Goal: Copy each line in which the string "Columbus" occurs.

Provided records:
════

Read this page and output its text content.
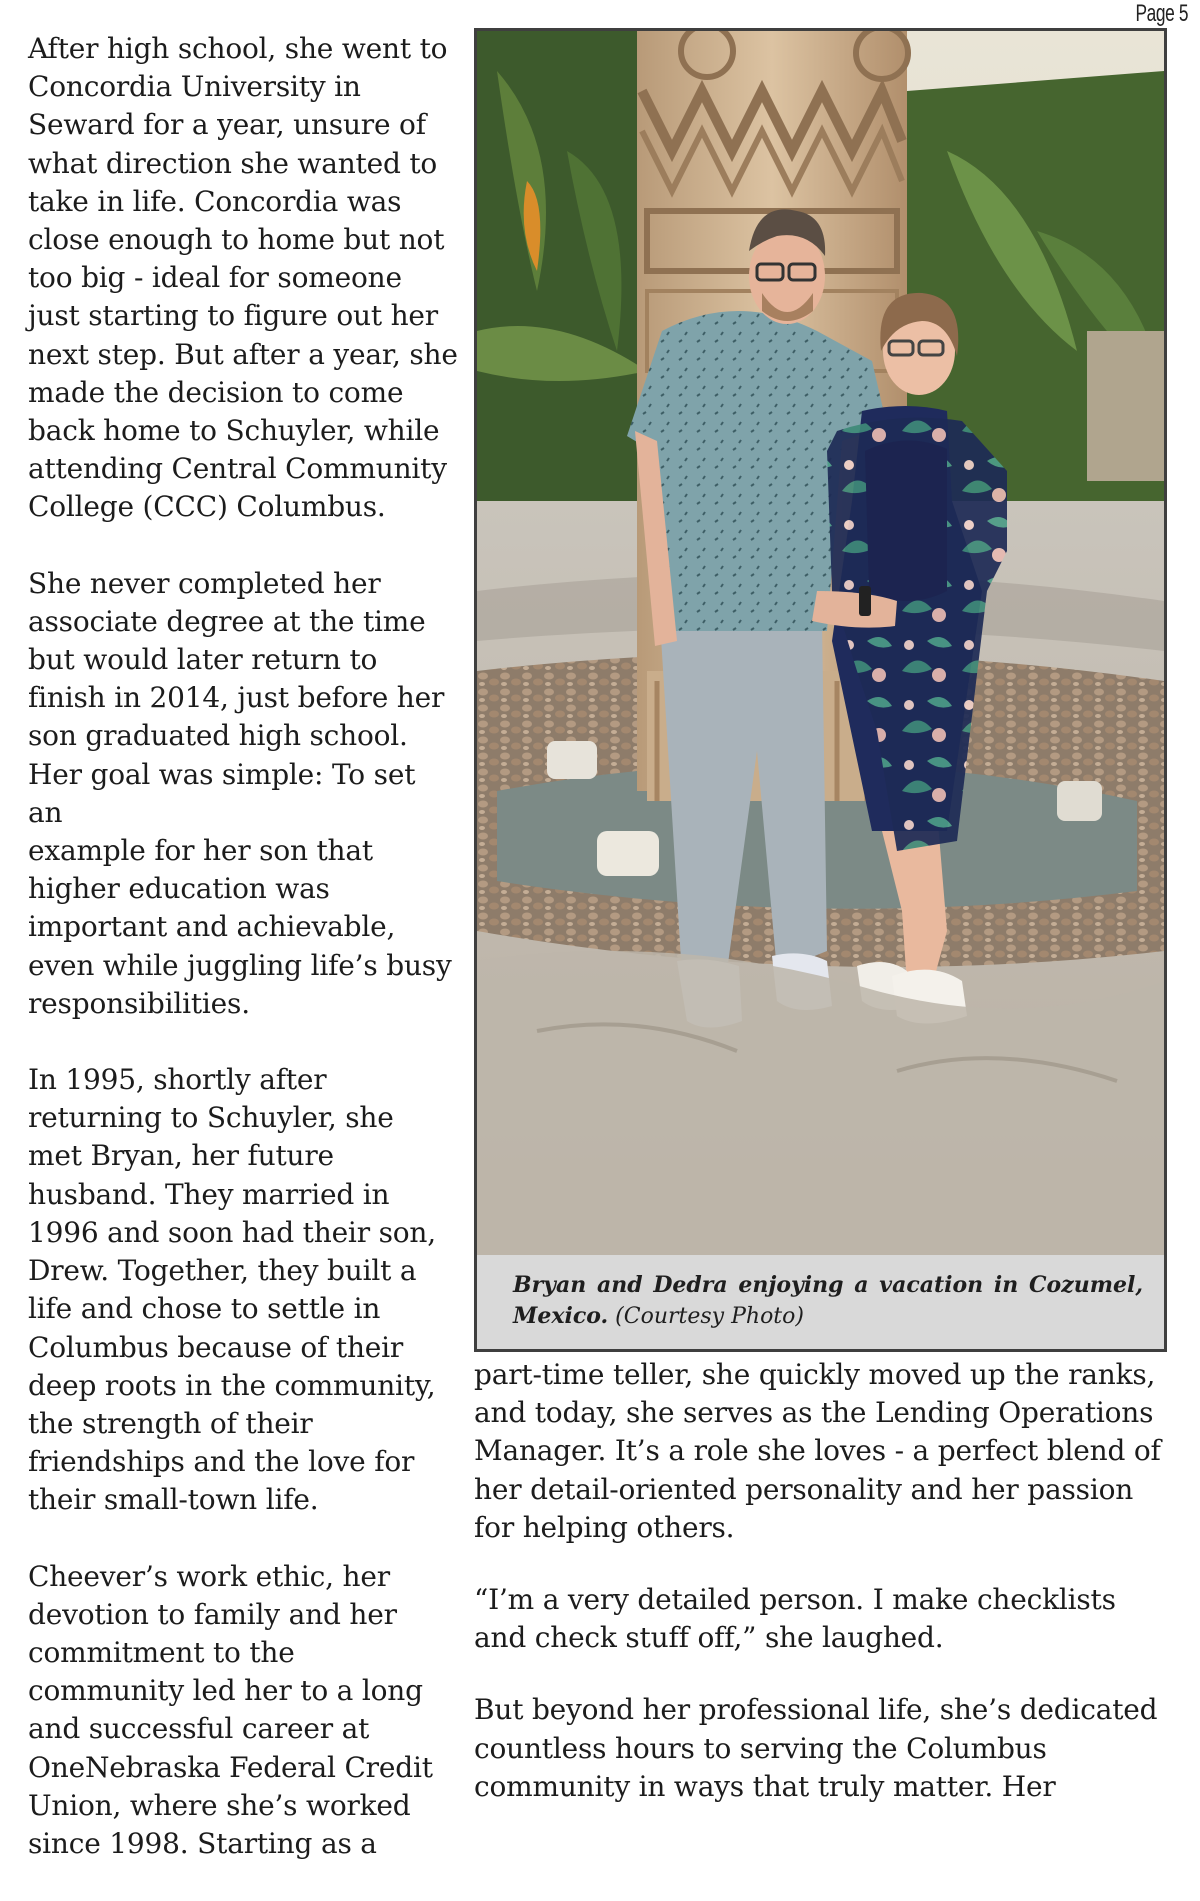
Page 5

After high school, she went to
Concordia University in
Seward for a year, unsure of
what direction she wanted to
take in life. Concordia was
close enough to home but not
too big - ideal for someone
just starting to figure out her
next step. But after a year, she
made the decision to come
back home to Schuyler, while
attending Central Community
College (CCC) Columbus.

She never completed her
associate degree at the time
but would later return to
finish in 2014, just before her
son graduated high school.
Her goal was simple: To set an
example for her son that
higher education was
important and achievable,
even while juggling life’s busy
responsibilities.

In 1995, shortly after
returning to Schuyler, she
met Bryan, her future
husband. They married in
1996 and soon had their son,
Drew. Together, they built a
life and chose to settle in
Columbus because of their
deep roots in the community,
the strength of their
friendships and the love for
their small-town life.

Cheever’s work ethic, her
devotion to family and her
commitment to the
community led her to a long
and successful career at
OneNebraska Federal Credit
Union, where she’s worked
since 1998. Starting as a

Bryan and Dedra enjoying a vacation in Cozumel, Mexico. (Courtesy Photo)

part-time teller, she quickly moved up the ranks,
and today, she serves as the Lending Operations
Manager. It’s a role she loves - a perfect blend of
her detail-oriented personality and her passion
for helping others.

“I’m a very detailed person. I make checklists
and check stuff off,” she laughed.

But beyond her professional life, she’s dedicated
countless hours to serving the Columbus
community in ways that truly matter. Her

════

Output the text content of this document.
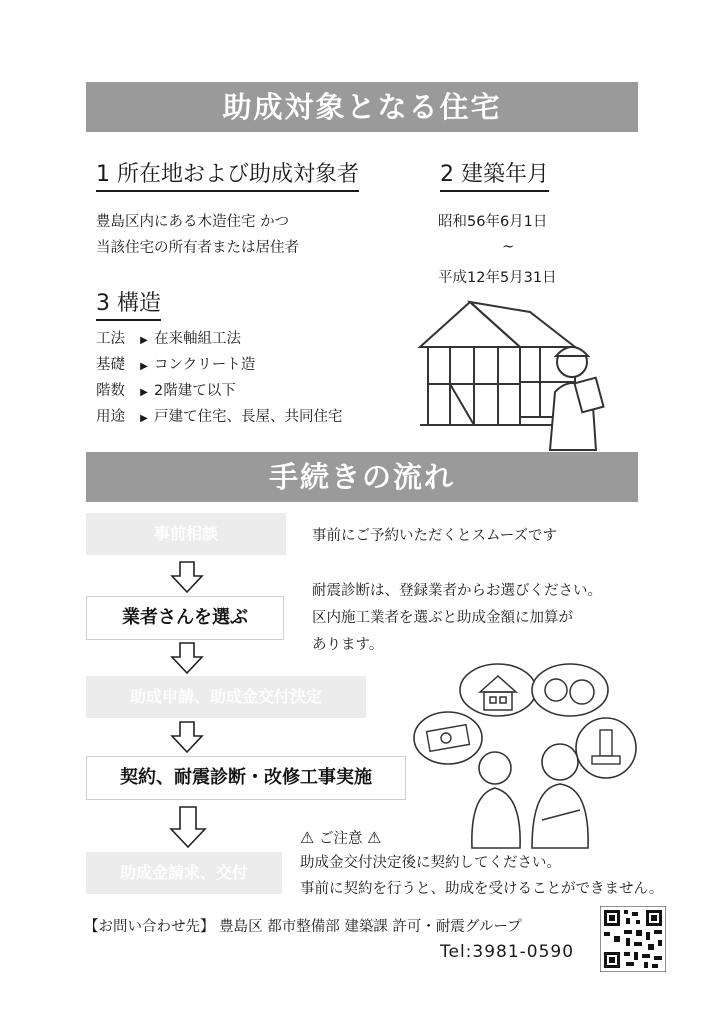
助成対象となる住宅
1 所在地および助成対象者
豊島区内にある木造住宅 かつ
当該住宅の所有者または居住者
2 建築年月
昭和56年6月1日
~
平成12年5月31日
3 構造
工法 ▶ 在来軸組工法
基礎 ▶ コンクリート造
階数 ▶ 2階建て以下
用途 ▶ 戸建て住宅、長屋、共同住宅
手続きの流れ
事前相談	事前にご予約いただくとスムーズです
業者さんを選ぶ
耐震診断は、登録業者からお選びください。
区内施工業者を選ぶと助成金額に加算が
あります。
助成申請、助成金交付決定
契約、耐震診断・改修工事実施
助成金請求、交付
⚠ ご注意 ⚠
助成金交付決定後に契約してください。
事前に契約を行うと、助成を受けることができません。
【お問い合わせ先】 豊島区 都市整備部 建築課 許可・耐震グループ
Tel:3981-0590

════

Problem solution:
College (CCC) Columbus.
Columbus because of their
countless hours to serving the Columbus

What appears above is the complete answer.